Retype the listing that follows, exactly as written.
--- Begin Raw records ---
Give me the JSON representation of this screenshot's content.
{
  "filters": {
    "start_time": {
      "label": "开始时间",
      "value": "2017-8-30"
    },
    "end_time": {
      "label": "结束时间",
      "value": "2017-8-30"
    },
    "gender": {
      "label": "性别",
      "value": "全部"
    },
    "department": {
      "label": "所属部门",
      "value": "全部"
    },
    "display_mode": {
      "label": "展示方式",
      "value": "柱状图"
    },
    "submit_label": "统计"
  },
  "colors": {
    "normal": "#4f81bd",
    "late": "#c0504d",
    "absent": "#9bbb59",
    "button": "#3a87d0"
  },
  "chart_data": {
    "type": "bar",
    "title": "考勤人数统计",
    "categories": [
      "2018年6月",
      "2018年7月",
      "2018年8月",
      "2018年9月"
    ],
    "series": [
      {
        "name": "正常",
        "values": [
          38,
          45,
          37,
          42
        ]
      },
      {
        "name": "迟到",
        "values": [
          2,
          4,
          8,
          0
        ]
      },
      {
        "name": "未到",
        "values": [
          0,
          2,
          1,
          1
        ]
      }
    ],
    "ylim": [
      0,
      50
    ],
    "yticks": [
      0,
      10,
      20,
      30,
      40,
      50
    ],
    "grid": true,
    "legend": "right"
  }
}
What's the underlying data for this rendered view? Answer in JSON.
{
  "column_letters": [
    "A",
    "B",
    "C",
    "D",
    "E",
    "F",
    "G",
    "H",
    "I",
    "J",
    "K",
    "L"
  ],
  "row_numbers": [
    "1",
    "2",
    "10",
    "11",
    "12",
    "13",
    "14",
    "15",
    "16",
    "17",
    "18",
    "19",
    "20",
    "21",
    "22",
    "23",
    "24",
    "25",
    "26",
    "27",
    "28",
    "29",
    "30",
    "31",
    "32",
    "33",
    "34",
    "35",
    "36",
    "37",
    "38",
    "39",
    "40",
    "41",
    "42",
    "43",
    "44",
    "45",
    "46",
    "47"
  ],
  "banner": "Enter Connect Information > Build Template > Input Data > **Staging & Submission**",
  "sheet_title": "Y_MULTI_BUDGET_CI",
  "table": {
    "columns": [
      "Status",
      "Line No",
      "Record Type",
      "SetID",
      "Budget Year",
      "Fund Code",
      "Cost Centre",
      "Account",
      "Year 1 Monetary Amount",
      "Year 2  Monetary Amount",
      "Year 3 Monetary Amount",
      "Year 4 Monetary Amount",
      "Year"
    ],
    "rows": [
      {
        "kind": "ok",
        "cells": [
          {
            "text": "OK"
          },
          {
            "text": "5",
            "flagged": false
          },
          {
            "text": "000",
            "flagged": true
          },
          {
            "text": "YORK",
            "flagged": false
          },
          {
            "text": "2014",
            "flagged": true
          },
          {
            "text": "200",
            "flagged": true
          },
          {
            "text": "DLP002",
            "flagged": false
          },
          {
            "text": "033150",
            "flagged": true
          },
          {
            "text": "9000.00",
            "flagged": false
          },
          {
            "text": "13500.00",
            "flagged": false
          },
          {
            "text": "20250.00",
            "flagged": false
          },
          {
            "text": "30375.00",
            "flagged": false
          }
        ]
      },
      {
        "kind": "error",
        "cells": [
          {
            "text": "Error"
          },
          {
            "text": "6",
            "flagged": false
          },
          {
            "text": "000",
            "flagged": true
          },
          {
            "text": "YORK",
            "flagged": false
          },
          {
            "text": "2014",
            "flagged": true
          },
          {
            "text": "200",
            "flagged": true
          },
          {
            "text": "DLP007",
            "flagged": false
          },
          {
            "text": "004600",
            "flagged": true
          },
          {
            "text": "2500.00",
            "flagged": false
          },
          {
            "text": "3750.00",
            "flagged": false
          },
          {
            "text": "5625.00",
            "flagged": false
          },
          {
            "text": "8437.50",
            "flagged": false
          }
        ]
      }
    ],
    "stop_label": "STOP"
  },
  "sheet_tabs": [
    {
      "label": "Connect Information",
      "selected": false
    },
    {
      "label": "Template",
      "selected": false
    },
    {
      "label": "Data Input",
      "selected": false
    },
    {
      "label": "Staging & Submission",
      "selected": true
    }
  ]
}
--- End Raw records ---
Result of this exercise:
Give me the JSON representation of this screenshot's content.
{
  "filters": {
    "start_time": {
      "label": "开始时间",
      "value": "2017-8-30"
    },
    "end_time": {
      "label": "结束时间",
      "value": "2017-8-30"
    },
    "gender": {
      "label": "性别",
      "value": "全部"
    },
    "department": {
      "label": "所属部门",
      "value": "全部"
    },
    "display_mode": {
      "label": "展示方式",
      "value": "柱状图"
    },
    "submit_label": "统计"
  },
  "colors": {
    "normal": "#4f81bd",
    "late": "#c0504d",
    "absent": "#9bbb59",
    "button": "#3a87d0"
  },
  "chart_data": {
    "type": "bar",
    "title": "考勤人数统计",
    "categories": [
      "2018年6月",
      "2018年7月",
      "2018年8月",
      "2018年9月"
    ],
    "series": [
      {
        "name": "正常",
        "values": [
          38,
          45,
          37,
          42
        ]
      },
      {
        "name": "迟到",
        "values": [
          2,
          4,
          8,
          0
        ]
      },
      {
        "name": "未到",
        "values": [
          0,
          2,
          1,
          1
        ]
      }
    ],
    "ylim": [
      0,
      50
    ],
    "yticks": [
      0,
      10,
      20,
      30,
      40,
      50
    ],
    "grid": true,
    "legend": "right"
  }
}
What's the underlying data for this rendered view? Answer in JSON.
{
  "column_letters": [
    "A",
    "B",
    "C",
    "D",
    "E",
    "F",
    "G",
    "H",
    "I",
    "J",
    "K",
    "L"
  ],
  "row_numbers": [
    "1",
    "2",
    "10",
    "11",
    "12",
    "13",
    "14",
    "15",
    "16",
    "17",
    "18",
    "19",
    "20",
    "21",
    "22",
    "23",
    "24",
    "25",
    "26",
    "27",
    "28",
    "29",
    "30",
    "31",
    "32",
    "33",
    "34",
    "35",
    "36",
    "37",
    "38",
    "39",
    "40",
    "41",
    "42",
    "43",
    "44",
    "45",
    "46",
    "47"
  ],
  "banner": "Enter Connect Information > Build Template > Input Data > **Staging & Submission**",
  "sheet_title": "Y_MULTI_BUDGET_CI",
  "table": {
    "columns": [
      "Status",
      "Line No",
      "Record Type",
      "SetID",
      "Budget Year",
      "Fund Code",
      "Cost Centre",
      "Account",
      "Year 1 Monetary Amount",
      "Year 2  Monetary Amount",
      "Year 3 Monetary Amount",
      "Year 4 Monetary Amount",
      "Year"
    ],
    "rows": [
      {
        "kind": "ok",
        "cells": [
          {
            "text": "OK"
          },
          {
            "text": "5",
            "flagged": false
          },
          {
            "text": "000",
            "flagged": true
          },
          {
            "text": "YORK",
            "flagged": false
          },
          {
            "text": "2014",
            "flagged": true
          },
          {
            "text": "200",
            "flagged": true
          },
          {
            "text": "DLP002",
            "flagged": false
          },
          {
            "text": "033150",
            "flagged": true
          },
          {
            "text": "9000.00",
            "flagged": false
          },
          {
            "text": "13500.00",
            "flagged": false
          },
          {
            "text": "20250.00",
            "flagged": false
          },
          {
            "text": "30375.00",
            "flagged": false
          }
        ]
      },
      {
        "kind": "error",
        "cells": [
          {
            "text": "Error"
          },
          {
            "text": "6",
            "flagged": false
          },
          {
            "text": "000",
            "flagged": true
          },
          {
            "text": "YORK",
            "flagged": false
          },
          {
            "text": "2014",
            "flagged": true
          },
          {
            "text": "200",
            "flagged": true
          },
          {
            "text": "DLP007",
            "flagged": false
          },
          {
            "text": "004600",
            "flagged": true
          },
          {
            "text": "2500.00",
            "flagged": false
          },
          {
            "text": "3750.00",
            "flagged": false
          },
          {
            "text": "5625.00",
            "flagged": false
          },
          {
            "text": "8437.50",
            "flagged": false
          }
        ]
      }
    ],
    "stop_label": "STOP"
  },
  "sheet_tabs": [
    {
      "label": "Connect Information",
      "selected": false
    },
    {
      "label": "Template",
      "selected": false
    },
    {
      "label": "Data Input",
      "selected": false
    },
    {
      "label": "Staging & Submission",
      "selected": true
    }
  ]
}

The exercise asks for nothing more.